#### [DATASET RECORDS]

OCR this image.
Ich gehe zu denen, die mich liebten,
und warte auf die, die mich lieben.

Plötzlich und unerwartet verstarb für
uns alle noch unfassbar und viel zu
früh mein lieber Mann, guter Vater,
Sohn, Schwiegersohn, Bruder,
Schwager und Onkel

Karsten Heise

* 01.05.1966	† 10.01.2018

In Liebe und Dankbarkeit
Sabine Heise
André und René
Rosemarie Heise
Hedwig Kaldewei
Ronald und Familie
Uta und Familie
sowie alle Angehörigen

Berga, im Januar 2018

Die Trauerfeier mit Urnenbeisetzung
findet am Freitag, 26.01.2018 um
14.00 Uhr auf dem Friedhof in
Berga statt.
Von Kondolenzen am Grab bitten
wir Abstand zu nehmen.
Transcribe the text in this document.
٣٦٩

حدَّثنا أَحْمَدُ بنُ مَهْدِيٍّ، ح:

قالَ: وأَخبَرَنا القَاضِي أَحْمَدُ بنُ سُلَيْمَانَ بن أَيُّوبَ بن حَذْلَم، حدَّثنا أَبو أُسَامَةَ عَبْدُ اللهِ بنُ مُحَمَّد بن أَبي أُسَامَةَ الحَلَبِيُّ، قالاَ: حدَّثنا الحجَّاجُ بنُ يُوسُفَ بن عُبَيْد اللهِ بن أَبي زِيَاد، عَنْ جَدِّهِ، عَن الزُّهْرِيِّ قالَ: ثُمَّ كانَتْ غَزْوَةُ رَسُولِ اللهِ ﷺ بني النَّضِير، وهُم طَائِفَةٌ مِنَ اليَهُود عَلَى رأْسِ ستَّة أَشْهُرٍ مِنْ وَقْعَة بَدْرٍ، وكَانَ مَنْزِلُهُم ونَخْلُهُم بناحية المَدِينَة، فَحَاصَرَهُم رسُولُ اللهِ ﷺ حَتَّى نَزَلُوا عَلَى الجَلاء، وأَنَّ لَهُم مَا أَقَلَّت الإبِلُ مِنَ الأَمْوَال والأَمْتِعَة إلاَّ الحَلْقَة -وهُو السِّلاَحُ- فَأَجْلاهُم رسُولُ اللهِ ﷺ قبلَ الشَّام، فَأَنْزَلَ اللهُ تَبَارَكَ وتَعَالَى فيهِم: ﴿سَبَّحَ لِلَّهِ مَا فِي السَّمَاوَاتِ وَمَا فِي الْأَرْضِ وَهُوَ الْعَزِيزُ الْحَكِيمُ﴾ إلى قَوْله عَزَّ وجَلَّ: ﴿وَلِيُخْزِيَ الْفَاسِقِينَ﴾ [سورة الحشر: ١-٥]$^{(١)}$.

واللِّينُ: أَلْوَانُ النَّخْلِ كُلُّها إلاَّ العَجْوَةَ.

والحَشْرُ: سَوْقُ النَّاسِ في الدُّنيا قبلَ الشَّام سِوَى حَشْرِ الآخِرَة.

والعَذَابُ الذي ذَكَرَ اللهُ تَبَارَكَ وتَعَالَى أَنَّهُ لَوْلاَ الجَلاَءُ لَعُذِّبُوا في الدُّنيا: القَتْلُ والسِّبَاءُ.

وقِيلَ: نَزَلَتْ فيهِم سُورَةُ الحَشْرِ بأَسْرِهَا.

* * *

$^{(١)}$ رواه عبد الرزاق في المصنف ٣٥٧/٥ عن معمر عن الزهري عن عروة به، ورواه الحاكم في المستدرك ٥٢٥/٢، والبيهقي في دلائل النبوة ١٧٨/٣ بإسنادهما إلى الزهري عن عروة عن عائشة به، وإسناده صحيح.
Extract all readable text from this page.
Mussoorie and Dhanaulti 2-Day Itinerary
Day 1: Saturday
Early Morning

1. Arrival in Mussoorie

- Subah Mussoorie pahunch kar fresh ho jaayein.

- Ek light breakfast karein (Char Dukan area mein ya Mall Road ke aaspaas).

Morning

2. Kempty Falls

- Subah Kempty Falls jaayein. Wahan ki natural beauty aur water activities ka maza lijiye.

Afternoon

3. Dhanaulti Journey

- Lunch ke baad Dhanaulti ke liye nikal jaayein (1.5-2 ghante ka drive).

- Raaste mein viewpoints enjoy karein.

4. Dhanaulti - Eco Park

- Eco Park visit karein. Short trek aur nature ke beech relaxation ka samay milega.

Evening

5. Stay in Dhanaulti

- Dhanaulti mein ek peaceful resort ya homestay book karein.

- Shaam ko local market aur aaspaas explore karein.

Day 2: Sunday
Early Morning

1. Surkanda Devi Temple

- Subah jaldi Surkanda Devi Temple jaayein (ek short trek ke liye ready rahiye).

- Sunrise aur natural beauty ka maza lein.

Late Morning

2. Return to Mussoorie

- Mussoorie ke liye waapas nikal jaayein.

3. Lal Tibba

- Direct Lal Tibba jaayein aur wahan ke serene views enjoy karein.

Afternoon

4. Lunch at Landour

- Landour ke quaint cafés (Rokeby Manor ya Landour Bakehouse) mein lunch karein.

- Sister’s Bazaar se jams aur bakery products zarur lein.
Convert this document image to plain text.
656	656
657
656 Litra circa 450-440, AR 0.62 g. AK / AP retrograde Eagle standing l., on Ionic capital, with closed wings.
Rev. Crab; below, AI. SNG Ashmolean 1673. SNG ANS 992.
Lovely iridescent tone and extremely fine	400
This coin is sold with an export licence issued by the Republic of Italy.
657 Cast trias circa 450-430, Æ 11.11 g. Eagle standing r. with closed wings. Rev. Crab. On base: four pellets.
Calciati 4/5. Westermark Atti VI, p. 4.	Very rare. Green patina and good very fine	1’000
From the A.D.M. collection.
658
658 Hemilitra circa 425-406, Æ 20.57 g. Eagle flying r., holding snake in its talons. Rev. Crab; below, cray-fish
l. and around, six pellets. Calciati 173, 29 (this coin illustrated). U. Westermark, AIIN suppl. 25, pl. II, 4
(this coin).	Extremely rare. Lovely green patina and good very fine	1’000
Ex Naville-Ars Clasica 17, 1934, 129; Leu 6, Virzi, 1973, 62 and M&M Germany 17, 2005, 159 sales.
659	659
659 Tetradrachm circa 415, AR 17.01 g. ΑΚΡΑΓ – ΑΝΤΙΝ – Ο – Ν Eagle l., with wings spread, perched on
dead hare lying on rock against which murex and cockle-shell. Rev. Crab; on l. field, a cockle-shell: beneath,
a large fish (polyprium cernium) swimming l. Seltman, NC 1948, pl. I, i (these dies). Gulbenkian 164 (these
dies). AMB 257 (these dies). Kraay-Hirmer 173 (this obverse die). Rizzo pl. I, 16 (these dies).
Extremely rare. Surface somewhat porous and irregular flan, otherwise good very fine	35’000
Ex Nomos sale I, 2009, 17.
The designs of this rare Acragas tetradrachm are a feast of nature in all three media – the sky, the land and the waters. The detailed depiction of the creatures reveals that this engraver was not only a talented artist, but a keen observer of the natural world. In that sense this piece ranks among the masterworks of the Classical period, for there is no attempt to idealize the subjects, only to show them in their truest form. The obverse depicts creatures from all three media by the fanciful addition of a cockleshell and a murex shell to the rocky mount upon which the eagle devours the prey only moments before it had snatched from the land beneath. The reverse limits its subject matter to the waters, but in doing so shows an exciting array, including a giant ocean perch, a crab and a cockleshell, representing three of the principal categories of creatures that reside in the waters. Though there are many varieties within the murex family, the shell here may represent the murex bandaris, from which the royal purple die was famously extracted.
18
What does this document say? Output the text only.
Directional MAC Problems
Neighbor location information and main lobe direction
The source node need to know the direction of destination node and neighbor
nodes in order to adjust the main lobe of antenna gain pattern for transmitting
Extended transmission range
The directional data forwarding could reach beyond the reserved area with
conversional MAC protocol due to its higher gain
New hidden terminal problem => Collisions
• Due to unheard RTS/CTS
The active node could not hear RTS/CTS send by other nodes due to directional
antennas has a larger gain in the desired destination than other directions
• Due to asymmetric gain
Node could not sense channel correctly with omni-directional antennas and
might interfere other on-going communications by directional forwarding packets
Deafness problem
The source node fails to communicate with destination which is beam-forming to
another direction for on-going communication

#### [TASK TO COMPLETE]
Show each line of the listing that holds the string "beneath".

#### [EXERCISE OUTPUT]
dead hare lying on rock against which murex and cockle-shell. Rev. Crab; on l. field, a cockle-shell: beneath,
The designs of this rare Acragas tetradrachm are a feast of nature in all three media – the sky, the land and the waters. The detailed depiction of the creatures reveals that this engraver was not only a talented artist, but a keen observer of the natural world. In that sense this piece ranks among the masterworks of the Classical period, for there is no attempt to idealize the subjects, only to show them in their truest form. The obverse depicts creatures from all three media by the fanciful addition of a cockleshell and a murex shell to the rocky mount upon which the eagle devours the prey only moments before it had snatched from the land beneath. The reverse limits its subject matter to the waters, but in doing so shows an exciting array, including a giant ocean perch, a crab and a cockleshell, representing three of the principal categories of creatures that reside in the waters. Though there are many varieties within the murex family, the shell here may represent the murex bandaris, from which the royal purple die was famously extracted.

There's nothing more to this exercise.